Data extract:
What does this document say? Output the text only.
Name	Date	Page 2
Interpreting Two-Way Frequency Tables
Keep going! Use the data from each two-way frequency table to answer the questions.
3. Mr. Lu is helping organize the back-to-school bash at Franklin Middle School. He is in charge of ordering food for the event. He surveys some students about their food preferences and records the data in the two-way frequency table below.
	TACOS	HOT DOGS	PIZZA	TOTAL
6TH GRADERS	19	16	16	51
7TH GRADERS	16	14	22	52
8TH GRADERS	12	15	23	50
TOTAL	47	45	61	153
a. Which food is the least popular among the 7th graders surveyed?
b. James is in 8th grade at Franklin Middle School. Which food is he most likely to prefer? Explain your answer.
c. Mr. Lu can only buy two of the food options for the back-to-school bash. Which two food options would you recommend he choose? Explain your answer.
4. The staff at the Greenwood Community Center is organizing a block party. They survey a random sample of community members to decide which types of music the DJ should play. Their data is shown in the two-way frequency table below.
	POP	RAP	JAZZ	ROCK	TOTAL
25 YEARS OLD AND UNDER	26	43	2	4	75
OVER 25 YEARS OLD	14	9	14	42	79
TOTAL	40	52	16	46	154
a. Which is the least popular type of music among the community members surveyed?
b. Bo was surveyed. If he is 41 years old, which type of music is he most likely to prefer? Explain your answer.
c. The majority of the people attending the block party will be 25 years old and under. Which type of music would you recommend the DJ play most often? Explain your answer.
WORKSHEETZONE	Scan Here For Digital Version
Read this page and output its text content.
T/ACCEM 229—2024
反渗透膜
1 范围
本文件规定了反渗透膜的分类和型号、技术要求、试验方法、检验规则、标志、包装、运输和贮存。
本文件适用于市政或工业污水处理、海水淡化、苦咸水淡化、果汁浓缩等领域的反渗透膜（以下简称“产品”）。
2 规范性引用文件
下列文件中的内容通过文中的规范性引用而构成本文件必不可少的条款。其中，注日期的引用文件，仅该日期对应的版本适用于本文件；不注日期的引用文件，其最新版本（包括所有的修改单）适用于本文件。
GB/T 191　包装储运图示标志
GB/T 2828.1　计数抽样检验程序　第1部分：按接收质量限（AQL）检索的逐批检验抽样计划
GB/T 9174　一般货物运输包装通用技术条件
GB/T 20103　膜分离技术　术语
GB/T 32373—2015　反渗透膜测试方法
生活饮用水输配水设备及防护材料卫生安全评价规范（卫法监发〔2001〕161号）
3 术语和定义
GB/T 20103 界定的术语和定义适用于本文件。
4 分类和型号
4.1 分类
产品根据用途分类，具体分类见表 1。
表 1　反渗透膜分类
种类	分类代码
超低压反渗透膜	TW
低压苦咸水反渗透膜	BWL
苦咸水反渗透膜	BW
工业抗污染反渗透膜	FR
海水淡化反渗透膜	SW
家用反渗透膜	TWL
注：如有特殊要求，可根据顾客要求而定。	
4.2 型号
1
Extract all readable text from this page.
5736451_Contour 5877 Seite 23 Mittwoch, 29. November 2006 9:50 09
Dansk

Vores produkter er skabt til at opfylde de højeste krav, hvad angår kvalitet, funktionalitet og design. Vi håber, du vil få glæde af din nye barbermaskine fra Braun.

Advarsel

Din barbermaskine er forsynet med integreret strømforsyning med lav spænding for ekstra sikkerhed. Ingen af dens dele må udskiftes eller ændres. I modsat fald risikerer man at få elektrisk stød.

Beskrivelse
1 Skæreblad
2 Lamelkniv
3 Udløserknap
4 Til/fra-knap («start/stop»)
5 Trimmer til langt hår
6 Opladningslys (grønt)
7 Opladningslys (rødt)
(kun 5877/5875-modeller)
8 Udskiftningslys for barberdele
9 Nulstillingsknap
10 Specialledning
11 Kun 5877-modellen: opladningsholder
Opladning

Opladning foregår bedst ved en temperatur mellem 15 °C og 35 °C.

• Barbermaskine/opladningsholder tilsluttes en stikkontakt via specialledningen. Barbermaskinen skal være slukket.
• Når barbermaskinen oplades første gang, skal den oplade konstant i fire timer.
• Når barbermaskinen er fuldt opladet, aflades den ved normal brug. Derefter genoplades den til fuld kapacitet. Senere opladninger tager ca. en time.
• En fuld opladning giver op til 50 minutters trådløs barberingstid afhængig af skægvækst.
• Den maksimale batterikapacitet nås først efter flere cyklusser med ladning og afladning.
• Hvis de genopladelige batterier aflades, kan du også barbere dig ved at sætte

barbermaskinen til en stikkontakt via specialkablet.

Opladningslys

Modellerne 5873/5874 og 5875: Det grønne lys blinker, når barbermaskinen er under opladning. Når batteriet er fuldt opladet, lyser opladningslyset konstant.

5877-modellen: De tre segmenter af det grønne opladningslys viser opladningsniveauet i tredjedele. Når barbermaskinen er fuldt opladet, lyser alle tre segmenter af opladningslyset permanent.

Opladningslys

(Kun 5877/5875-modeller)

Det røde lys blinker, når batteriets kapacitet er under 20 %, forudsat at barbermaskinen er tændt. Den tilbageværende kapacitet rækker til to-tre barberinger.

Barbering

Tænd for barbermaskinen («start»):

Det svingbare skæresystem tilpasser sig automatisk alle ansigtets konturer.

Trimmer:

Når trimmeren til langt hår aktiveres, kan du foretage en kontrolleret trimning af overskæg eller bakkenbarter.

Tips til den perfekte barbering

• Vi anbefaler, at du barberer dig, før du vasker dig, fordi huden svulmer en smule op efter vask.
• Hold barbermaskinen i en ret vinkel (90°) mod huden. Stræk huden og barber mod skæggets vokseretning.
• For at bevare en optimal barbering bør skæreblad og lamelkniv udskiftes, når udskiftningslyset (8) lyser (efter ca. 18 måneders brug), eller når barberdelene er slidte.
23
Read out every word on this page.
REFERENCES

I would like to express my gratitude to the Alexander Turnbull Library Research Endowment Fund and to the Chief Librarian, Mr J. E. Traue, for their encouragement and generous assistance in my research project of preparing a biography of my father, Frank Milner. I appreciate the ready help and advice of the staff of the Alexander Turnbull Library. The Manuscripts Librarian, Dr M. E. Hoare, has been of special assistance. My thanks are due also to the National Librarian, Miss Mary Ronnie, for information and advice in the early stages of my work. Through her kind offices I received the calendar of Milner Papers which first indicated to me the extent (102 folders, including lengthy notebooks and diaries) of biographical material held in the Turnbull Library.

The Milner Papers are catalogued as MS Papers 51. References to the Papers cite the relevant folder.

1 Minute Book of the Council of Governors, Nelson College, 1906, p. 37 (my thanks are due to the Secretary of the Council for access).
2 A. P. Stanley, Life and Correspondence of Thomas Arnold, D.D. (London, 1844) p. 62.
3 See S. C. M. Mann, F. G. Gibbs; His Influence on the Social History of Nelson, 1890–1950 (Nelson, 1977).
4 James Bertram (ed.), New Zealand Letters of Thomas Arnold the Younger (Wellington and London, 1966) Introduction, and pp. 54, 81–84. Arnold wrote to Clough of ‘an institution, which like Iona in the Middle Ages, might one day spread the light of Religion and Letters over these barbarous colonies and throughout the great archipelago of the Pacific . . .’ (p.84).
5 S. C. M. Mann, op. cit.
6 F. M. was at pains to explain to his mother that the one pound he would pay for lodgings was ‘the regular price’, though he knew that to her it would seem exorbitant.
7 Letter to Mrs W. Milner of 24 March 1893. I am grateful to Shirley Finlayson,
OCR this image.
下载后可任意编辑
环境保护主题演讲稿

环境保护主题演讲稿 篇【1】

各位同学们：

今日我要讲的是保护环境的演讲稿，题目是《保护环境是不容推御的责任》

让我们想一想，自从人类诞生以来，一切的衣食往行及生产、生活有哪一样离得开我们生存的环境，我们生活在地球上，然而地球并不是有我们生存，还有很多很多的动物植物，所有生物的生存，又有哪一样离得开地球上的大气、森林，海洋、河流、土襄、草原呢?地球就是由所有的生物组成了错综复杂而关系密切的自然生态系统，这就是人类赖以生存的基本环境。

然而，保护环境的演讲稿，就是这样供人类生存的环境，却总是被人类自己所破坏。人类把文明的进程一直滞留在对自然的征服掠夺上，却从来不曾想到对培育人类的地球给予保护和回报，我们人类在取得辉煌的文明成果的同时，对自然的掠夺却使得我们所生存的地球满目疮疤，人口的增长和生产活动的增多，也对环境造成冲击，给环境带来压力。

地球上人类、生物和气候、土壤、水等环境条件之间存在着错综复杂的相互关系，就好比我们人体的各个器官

Goal: Extract each line holding the word "TOTAL" from the records.

Reply:
	TACOS	HOT DOGS	PIZZA	TOTAL
TOTAL	47	45	61	153
	POP	RAP	JAZZ	ROCK	TOTAL
TOTAL	40	52	16	46	154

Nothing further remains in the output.